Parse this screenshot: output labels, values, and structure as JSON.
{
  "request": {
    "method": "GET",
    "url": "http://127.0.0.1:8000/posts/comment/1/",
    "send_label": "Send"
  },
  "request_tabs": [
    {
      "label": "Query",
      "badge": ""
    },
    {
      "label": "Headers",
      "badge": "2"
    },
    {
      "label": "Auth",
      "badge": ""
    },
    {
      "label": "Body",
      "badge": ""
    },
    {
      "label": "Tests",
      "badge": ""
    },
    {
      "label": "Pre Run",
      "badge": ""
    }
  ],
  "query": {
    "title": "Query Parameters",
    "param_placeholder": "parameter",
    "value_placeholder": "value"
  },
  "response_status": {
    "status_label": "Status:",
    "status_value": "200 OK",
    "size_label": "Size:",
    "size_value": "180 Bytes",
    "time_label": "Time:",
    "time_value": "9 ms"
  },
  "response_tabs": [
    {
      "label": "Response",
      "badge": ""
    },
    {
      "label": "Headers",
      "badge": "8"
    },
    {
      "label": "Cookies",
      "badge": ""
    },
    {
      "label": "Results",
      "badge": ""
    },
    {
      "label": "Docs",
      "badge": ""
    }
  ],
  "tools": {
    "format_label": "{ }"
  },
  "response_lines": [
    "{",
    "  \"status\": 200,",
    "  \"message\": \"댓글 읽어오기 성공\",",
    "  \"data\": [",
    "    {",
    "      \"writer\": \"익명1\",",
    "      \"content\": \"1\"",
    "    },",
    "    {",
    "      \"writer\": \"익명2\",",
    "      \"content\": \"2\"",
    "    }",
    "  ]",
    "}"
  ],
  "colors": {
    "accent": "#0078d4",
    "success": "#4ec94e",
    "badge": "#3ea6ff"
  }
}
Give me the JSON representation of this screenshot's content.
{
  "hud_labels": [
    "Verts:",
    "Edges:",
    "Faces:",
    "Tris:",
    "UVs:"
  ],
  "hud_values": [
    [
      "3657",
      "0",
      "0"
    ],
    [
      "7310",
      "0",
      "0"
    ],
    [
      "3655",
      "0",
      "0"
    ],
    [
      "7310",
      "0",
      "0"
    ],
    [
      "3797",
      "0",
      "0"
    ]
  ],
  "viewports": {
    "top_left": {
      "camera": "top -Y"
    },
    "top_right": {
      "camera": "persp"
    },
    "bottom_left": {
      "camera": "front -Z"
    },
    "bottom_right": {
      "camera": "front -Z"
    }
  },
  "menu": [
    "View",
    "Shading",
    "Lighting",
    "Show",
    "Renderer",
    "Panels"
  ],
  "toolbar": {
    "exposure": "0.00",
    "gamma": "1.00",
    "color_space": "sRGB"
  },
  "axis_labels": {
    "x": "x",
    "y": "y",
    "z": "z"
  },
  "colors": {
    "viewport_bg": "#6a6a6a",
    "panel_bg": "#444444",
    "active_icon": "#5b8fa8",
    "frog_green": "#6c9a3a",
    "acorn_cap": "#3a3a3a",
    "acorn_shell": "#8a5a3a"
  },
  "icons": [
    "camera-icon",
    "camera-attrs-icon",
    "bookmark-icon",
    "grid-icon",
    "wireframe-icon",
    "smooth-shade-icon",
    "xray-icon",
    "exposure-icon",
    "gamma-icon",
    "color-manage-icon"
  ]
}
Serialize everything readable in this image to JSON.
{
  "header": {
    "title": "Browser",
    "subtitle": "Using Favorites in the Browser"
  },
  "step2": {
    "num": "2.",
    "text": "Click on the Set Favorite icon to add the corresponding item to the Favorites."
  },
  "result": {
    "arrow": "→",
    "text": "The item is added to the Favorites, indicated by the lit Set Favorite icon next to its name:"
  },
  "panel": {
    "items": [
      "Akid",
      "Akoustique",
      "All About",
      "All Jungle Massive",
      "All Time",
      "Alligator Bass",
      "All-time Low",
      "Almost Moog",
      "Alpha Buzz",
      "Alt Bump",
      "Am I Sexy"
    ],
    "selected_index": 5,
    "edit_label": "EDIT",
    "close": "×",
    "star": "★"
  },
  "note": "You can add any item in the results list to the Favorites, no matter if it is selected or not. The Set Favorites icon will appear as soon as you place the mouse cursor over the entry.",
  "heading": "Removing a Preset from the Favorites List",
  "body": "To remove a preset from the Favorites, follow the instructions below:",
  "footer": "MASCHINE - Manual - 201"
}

**What is required**
Your task is to print the whole listing again exactly.

**Solution to this exercise**
Parse this screenshot: output labels, values, and structure as JSON.
{
  "request": {
    "method": "GET",
    "url": "http://127.0.0.1:8000/posts/comment/1/",
    "send_label": "Send"
  },
  "request_tabs": [
    {
      "label": "Query",
      "badge": ""
    },
    {
      "label": "Headers",
      "badge": "2"
    },
    {
      "label": "Auth",
      "badge": ""
    },
    {
      "label": "Body",
      "badge": ""
    },
    {
      "label": "Tests",
      "badge": ""
    },
    {
      "label": "Pre Run",
      "badge": ""
    }
  ],
  "query": {
    "title": "Query Parameters",
    "param_placeholder": "parameter",
    "value_placeholder": "value"
  },
  "response_status": {
    "status_label": "Status:",
    "status_value": "200 OK",
    "size_label": "Size:",
    "size_value": "180 Bytes",
    "time_label": "Time:",
    "time_value": "9 ms"
  },
  "response_tabs": [
    {
      "label": "Response",
      "badge": ""
    },
    {
      "label": "Headers",
      "badge": "8"
    },
    {
      "label": "Cookies",
      "badge": ""
    },
    {
      "label": "Results",
      "badge": ""
    },
    {
      "label": "Docs",
      "badge": ""
    }
  ],
  "tools": {
    "format_label": "{ }"
  },
  "response_lines": [
    "{",
    "  \"status\": 200,",
    "  \"message\": \"댓글 읽어오기 성공\",",
    "  \"data\": [",
    "    {",
    "      \"writer\": \"익명1\",",
    "      \"content\": \"1\"",
    "    },",
    "    {",
    "      \"writer\": \"익명2\",",
    "      \"content\": \"2\"",
    "    }",
    "  ]",
    "}"
  ],
  "colors": {
    "accent": "#0078d4",
    "success": "#4ec94e",
    "badge": "#3ea6ff"
  }
}
Give me the JSON representation of this screenshot's content.
{
  "hud_labels": [
    "Verts:",
    "Edges:",
    "Faces:",
    "Tris:",
    "UVs:"
  ],
  "hud_values": [
    [
      "3657",
      "0",
      "0"
    ],
    [
      "7310",
      "0",
      "0"
    ],
    [
      "3655",
      "0",
      "0"
    ],
    [
      "7310",
      "0",
      "0"
    ],
    [
      "3797",
      "0",
      "0"
    ]
  ],
  "viewports": {
    "top_left": {
      "camera": "top -Y"
    },
    "top_right": {
      "camera": "persp"
    },
    "bottom_left": {
      "camera": "front -Z"
    },
    "bottom_right": {
      "camera": "front -Z"
    }
  },
  "menu": [
    "View",
    "Shading",
    "Lighting",
    "Show",
    "Renderer",
    "Panels"
  ],
  "toolbar": {
    "exposure": "0.00",
    "gamma": "1.00",
    "color_space": "sRGB"
  },
  "axis_labels": {
    "x": "x",
    "y": "y",
    "z": "z"
  },
  "colors": {
    "viewport_bg": "#6a6a6a",
    "panel_bg": "#444444",
    "active_icon": "#5b8fa8",
    "frog_green": "#6c9a3a",
    "acorn_cap": "#3a3a3a",
    "acorn_shell": "#8a5a3a"
  },
  "icons": [
    "camera-icon",
    "camera-attrs-icon",
    "bookmark-icon",
    "grid-icon",
    "wireframe-icon",
    "smooth-shade-icon",
    "xray-icon",
    "exposure-icon",
    "gamma-icon",
    "color-manage-icon"
  ]
}
Serialize everything readable in this image to JSON.
{
  "header": {
    "title": "Browser",
    "subtitle": "Using Favorites in the Browser"
  },
  "step2": {
    "num": "2.",
    "text": "Click on the Set Favorite icon to add the corresponding item to the Favorites."
  },
  "result": {
    "arrow": "→",
    "text": "The item is added to the Favorites, indicated by the lit Set Favorite icon next to its name:"
  },
  "panel": {
    "items": [
      "Akid",
      "Akoustique",
      "All About",
      "All Jungle Massive",
      "All Time",
      "Alligator Bass",
      "All-time Low",
      "Almost Moog",
      "Alpha Buzz",
      "Alt Bump",
      "Am I Sexy"
    ],
    "selected_index": 5,
    "edit_label": "EDIT",
    "close": "×",
    "star": "★"
  },
  "note": "You can add any item in the results list to the Favorites, no matter if it is selected or not. The Set Favorites icon will appear as soon as you place the mouse cursor over the entry.",
  "heading": "Removing a Preset from the Favorites List",
  "body": "To remove a preset from the Favorites, follow the instructions below:",
  "footer": "MASCHINE - Manual - 201"
}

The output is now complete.